→ Work to be completed
Quote the records that follow in full and exactly; leave out the pictures.

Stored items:
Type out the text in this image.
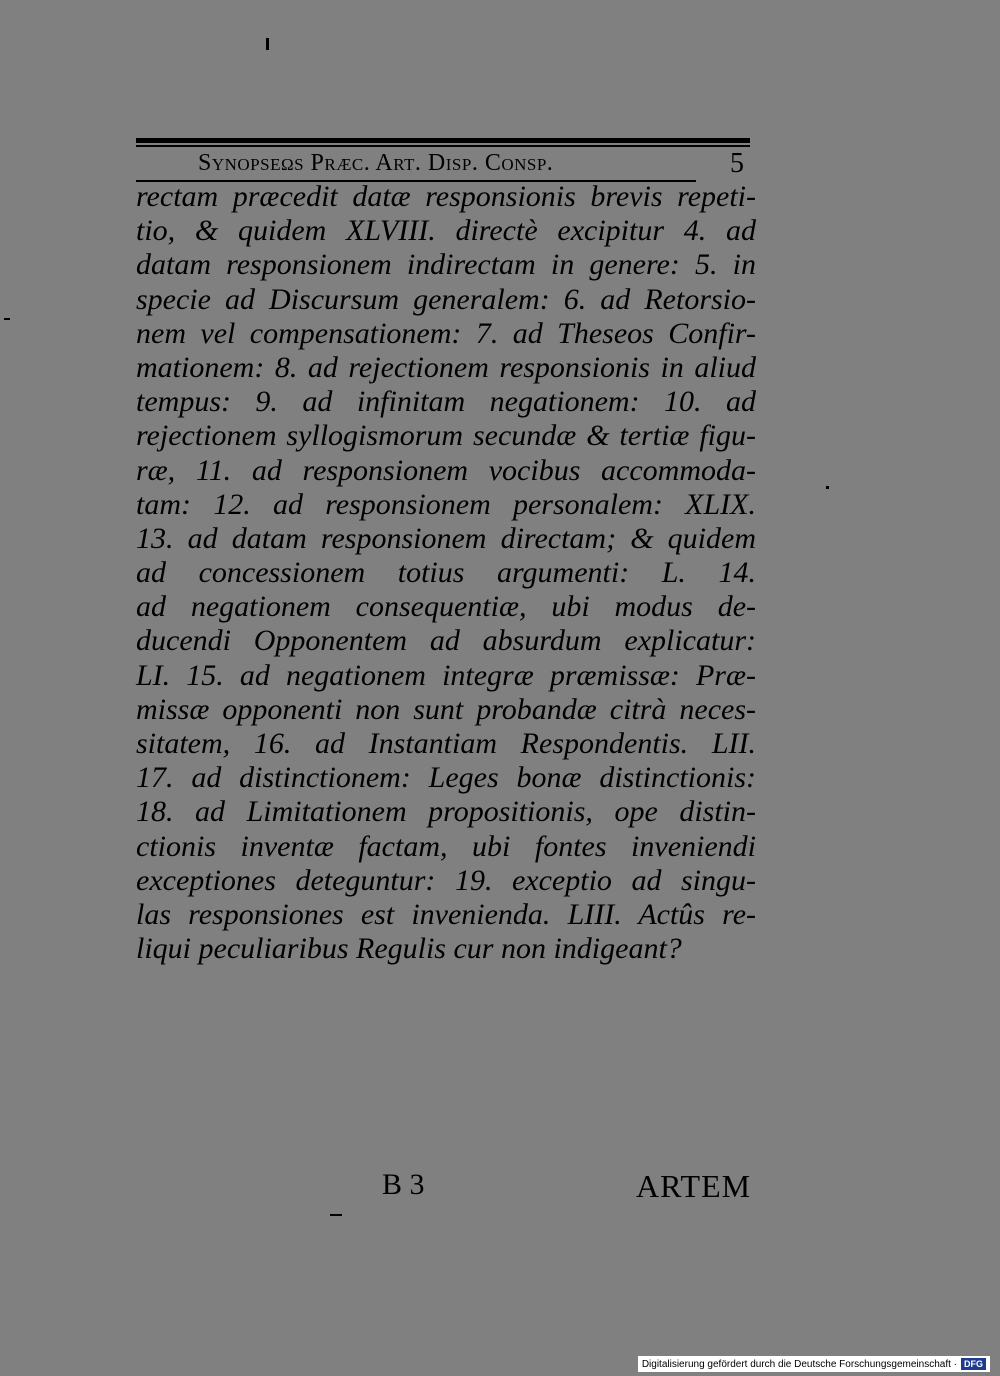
Synopsεωs Præc. Art. Disp. Consp.	5
rectam præcedit datæ responsionis brevis repeti-
tio, & quidem XLVIII. directè excipitur 4. ad
datam responsionem indirectam in genere: 5. in
specie ad Discursum generalem: 6. ad Retorsio-
nem vel compensationem: 7. ad Theseos Confir-
mationem: 8. ad rejectionem responsionis in aliud
tempus: 9. ad infinitam negationem: 10. ad
rejectionem syllogismorum secundæ & tertiæ figu-
ræ, 11. ad responsionem vocibus accommoda-
tam: 12. ad responsionem personalem: XLIX.
13. ad datam responsionem directam; & quidem
ad concessionem totius argumenti: L. 14.
ad negationem consequentiæ, ubi modus de-
ducendi Opponentem ad absurdum explicatur:
LI. 15. ad negationem integræ præmissæ: Præ-
missæ opponenti non sunt probandæ citrà neces-
sitatem, 16. ad Instantiam Respondentis. LII.
17. ad distinctionem: Leges bonæ distinctionis:
18. ad Limitationem propositionis, ope distin-
ctionis inventæ factam, ubi fontes inveniendi
exceptiones deteguntur: 19. exceptio ad singu-
las responsiones est invenienda. LIII. Actûs re-
liqui peculiaribus Regulis cur non indigeant?
B 3	ARTEM
Digitalisierung gefördert durch die Deutsche Forschungsgemeinschaft · DFG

→ Solution below
Type out the text in this image.
Synopsεωs Præc. Art. Disp. Consp.	5
rectam præcedit datæ responsionis brevis repeti-
tio, & quidem XLVIII. directè excipitur 4. ad
datam responsionem indirectam in genere: 5. in
specie ad Discursum generalem: 6. ad Retorsio-
nem vel compensationem: 7. ad Theseos Confir-
mationem: 8. ad rejectionem responsionis in aliud
tempus: 9. ad infinitam negationem: 10. ad
rejectionem syllogismorum secundæ & tertiæ figu-
ræ, 11. ad responsionem vocibus accommoda-
tam: 12. ad responsionem personalem: XLIX.
13. ad datam responsionem directam; & quidem
ad concessionem totius argumenti: L. 14.
ad negationem consequentiæ, ubi modus de-
ducendi Opponentem ad absurdum explicatur:
LI. 15. ad negationem integræ præmissæ: Præ-
missæ opponenti non sunt probandæ citrà neces-
sitatem, 16. ad Instantiam Respondentis. LII.
17. ad distinctionem: Leges bonæ distinctionis:
18. ad Limitationem propositionis, ope distin-
ctionis inventæ factam, ubi fontes inveniendi
exceptiones deteguntur: 19. exceptio ad singu-
las responsiones est invenienda. LIII. Actûs re-
liqui peculiaribus Regulis cur non indigeant?
B 3	ARTEM
Digitalisierung gefördert durch die Deutsche Forschungsgemeinschaft · DFG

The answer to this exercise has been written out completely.